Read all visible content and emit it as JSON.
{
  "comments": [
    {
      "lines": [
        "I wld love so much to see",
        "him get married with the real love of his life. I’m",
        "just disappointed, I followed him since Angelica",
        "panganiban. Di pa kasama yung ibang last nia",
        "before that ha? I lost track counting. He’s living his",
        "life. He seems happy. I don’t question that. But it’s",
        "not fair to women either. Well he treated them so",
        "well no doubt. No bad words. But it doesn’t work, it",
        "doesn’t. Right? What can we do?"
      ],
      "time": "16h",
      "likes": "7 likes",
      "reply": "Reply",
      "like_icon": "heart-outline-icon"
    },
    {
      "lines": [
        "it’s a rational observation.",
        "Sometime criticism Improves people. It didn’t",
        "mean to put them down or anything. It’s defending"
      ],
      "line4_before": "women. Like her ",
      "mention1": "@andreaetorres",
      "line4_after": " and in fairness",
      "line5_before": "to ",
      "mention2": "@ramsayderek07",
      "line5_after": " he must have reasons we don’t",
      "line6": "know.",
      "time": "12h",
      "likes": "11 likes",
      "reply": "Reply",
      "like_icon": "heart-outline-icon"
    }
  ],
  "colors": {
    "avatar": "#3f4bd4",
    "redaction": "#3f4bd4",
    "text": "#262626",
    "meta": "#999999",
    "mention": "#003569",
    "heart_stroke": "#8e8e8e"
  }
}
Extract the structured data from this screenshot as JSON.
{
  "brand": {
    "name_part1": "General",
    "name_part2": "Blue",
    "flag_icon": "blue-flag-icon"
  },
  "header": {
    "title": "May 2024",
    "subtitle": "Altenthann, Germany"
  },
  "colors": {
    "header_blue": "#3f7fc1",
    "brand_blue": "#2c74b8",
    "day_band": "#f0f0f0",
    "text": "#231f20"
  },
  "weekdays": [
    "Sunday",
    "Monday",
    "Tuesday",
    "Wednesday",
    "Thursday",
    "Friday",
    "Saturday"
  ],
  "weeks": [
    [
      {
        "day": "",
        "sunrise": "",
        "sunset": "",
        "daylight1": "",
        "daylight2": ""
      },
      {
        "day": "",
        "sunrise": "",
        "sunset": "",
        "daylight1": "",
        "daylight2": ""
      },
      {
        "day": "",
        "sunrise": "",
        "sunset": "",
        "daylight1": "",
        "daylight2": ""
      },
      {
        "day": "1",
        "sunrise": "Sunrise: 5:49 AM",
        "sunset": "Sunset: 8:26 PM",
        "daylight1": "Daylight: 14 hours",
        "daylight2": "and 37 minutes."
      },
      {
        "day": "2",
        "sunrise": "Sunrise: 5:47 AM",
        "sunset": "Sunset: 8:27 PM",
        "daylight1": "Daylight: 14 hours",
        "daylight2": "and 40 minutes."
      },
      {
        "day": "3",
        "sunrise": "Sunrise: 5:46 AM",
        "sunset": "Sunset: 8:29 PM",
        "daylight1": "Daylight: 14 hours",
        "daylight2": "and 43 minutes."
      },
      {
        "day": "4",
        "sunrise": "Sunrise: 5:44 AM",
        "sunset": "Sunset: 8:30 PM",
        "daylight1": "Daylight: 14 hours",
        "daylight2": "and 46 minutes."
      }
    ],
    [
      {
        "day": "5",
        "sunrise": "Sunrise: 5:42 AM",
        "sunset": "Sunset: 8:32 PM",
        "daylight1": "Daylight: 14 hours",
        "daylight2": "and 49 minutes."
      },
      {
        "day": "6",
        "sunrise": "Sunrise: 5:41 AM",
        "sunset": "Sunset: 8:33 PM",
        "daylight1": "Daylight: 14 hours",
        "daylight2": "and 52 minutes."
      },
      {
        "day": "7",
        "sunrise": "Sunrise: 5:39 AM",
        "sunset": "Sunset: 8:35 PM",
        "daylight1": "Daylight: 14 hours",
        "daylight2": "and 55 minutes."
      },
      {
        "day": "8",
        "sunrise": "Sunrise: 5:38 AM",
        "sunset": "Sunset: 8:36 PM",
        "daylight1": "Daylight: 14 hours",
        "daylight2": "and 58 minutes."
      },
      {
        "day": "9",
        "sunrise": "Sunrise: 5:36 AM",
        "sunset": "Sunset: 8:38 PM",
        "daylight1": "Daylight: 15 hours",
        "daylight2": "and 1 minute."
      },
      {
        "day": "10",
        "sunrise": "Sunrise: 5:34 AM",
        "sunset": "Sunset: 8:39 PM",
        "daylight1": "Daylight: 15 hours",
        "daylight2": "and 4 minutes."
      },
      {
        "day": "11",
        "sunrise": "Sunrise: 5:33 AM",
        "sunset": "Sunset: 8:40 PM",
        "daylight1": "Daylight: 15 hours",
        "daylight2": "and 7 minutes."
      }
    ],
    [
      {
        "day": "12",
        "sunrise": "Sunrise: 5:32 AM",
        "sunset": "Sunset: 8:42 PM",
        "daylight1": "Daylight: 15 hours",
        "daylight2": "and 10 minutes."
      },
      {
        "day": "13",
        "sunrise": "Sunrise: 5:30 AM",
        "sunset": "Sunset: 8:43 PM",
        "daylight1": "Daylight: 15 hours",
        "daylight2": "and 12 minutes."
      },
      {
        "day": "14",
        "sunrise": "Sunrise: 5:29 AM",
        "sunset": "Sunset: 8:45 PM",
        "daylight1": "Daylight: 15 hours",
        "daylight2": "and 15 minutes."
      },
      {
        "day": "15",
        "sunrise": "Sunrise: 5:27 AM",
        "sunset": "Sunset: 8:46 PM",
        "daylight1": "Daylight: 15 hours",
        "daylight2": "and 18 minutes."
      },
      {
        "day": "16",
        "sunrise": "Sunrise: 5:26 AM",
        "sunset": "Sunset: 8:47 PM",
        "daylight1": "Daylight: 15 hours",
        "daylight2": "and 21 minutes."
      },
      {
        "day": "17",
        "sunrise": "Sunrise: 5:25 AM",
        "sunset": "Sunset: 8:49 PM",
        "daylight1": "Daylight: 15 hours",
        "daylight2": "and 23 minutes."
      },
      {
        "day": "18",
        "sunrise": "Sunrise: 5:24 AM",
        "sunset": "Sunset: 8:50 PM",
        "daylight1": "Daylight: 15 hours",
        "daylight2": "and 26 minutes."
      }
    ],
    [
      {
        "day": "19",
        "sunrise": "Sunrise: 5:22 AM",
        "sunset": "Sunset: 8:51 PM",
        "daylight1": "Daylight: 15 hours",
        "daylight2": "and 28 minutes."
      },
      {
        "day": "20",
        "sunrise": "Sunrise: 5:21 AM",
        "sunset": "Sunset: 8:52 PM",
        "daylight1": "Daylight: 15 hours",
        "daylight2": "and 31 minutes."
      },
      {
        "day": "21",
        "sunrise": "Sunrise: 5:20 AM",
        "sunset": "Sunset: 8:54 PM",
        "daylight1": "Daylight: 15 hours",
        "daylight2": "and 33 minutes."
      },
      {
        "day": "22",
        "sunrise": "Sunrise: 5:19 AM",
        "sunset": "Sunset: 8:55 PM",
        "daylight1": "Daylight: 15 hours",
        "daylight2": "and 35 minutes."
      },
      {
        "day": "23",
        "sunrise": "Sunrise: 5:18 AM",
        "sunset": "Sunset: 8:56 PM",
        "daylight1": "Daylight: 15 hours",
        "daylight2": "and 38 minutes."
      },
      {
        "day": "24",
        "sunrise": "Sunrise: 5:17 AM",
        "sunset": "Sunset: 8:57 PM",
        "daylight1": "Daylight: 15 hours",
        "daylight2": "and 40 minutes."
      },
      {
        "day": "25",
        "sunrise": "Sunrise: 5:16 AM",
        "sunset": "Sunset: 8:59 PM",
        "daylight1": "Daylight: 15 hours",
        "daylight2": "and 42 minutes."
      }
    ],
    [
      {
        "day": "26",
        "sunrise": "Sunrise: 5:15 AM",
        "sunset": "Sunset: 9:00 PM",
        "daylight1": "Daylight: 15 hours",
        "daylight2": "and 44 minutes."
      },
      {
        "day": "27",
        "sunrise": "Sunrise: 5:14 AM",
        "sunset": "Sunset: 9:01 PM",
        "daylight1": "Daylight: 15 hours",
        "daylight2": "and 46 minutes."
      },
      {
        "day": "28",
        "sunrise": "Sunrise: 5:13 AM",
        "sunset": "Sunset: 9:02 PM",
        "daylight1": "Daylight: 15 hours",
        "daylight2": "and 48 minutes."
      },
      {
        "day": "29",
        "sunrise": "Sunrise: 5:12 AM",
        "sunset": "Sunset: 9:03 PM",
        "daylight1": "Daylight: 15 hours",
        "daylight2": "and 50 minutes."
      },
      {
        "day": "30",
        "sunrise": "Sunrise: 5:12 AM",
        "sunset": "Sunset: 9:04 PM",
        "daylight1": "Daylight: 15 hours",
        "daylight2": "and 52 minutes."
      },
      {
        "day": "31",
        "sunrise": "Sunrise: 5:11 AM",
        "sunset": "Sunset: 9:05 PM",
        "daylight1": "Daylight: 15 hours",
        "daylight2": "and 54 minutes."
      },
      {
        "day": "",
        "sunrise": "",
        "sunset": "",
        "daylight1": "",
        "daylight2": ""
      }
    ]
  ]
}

> _Goal of the exercise_:
Report how many lines in these entries contain "that". Answer with the number only.

> _Full response_:
2